-- TASK INSTRUCTIONS --
An exact copy of all the data is required, with pictures left out.

[Some records]
Start

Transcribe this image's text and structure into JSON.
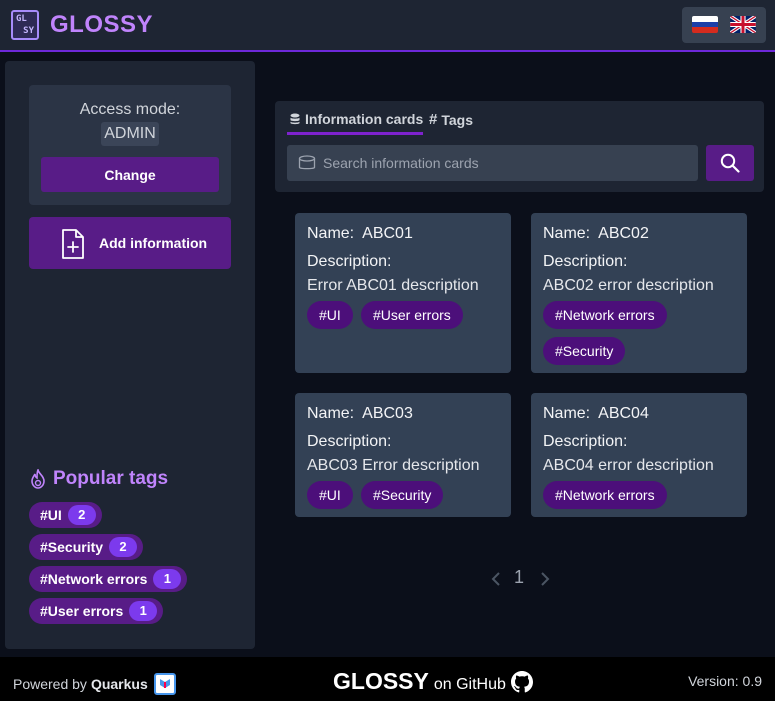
{
  "header": {
    "logo_letters": [
      "GL",
      "SY"
    ],
    "brand": "GLOSSY",
    "languages": [
      {
        "code": "ru",
        "icon": "russia-flag-icon"
      },
      {
        "code": "en",
        "icon": "uk-flag-icon"
      }
    ]
  },
  "sidebar": {
    "access_label": "Access mode:",
    "access_value": "ADMIN",
    "change_label": "Change",
    "add_label": "Add information",
    "popular_title": "Popular tags",
    "popular_tags": [
      {
        "label": "#UI",
        "count": "2"
      },
      {
        "label": "#Security",
        "count": "2"
      },
      {
        "label": "#Network errors",
        "count": "1"
      },
      {
        "label": "#User errors",
        "count": "1"
      }
    ]
  },
  "search": {
    "tabs": [
      {
        "label": "Information cards",
        "icon": "database-icon",
        "active": true
      },
      {
        "label": "Tags",
        "icon": "hash-icon",
        "active": false
      }
    ],
    "placeholder": "Search information cards",
    "value": ""
  },
  "cards": [
    {
      "name_label": "Name:",
      "name": "ABC01",
      "desc_label": "Description:",
      "description": "Error ABC01 description",
      "tags": [
        "#UI",
        "#User errors"
      ]
    },
    {
      "name_label": "Name:",
      "name": "ABC02",
      "desc_label": "Description:",
      "description": "ABC02 error description",
      "tags": [
        "#Network errors",
        "#Security"
      ]
    },
    {
      "name_label": "Name:",
      "name": "ABC03",
      "desc_label": "Description:",
      "description": "ABC03 Error description",
      "tags": [
        "#UI",
        "#Security"
      ]
    },
    {
      "name_label": "Name:",
      "name": "ABC04",
      "desc_label": "Description:",
      "description": "ABC04 error description",
      "tags": [
        "#Network errors"
      ]
    }
  ],
  "pagination": {
    "prev_icon": "chevron-left-icon",
    "current": "1",
    "next_icon": "chevron-right-icon"
  },
  "footer": {
    "powered_prefix": "Powered by",
    "powered_name": "Quarkus",
    "brand": "GLOSSY",
    "github_text": "on GitHub",
    "version": "Version: 0.9"
  },
  "colors": {
    "accent": "#c084fc",
    "button": "#581c87",
    "tag": "#4c0f7a",
    "card": "#334155",
    "panel": "#1e2533",
    "background": "#0b0f1a"
  }
}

End

-- SOLUTION TO THE EXERCISE --
Transcribe this image's text and structure into JSON.
{
  "header": {
    "logo_letters": [
      "GL",
      "SY"
    ],
    "brand": "GLOSSY",
    "languages": [
      {
        "code": "ru",
        "icon": "russia-flag-icon"
      },
      {
        "code": "en",
        "icon": "uk-flag-icon"
      }
    ]
  },
  "sidebar": {
    "access_label": "Access mode:",
    "access_value": "ADMIN",
    "change_label": "Change",
    "add_label": "Add information",
    "popular_title": "Popular tags",
    "popular_tags": [
      {
        "label": "#UI",
        "count": "2"
      },
      {
        "label": "#Security",
        "count": "2"
      },
      {
        "label": "#Network errors",
        "count": "1"
      },
      {
        "label": "#User errors",
        "count": "1"
      }
    ]
  },
  "search": {
    "tabs": [
      {
        "label": "Information cards",
        "icon": "database-icon",
        "active": true
      },
      {
        "label": "Tags",
        "icon": "hash-icon",
        "active": false
      }
    ],
    "placeholder": "Search information cards",
    "value": ""
  },
  "cards": [
    {
      "name_label": "Name:",
      "name": "ABC01",
      "desc_label": "Description:",
      "description": "Error ABC01 description",
      "tags": [
        "#UI",
        "#User errors"
      ]
    },
    {
      "name_label": "Name:",
      "name": "ABC02",
      "desc_label": "Description:",
      "description": "ABC02 error description",
      "tags": [
        "#Network errors",
        "#Security"
      ]
    },
    {
      "name_label": "Name:",
      "name": "ABC03",
      "desc_label": "Description:",
      "description": "ABC03 Error description",
      "tags": [
        "#UI",
        "#Security"
      ]
    },
    {
      "name_label": "Name:",
      "name": "ABC04",
      "desc_label": "Description:",
      "description": "ABC04 error description",
      "tags": [
        "#Network errors"
      ]
    }
  ],
  "pagination": {
    "prev_icon": "chevron-left-icon",
    "current": "1",
    "next_icon": "chevron-right-icon"
  },
  "footer": {
    "powered_prefix": "Powered by",
    "powered_name": "Quarkus",
    "brand": "GLOSSY",
    "github_text": "on GitHub",
    "version": "Version: 0.9"
  },
  "colors": {
    "accent": "#c084fc",
    "button": "#581c87",
    "tag": "#4c0f7a",
    "card": "#334155",
    "panel": "#1e2533",
    "background": "#0b0f1a"
  }
}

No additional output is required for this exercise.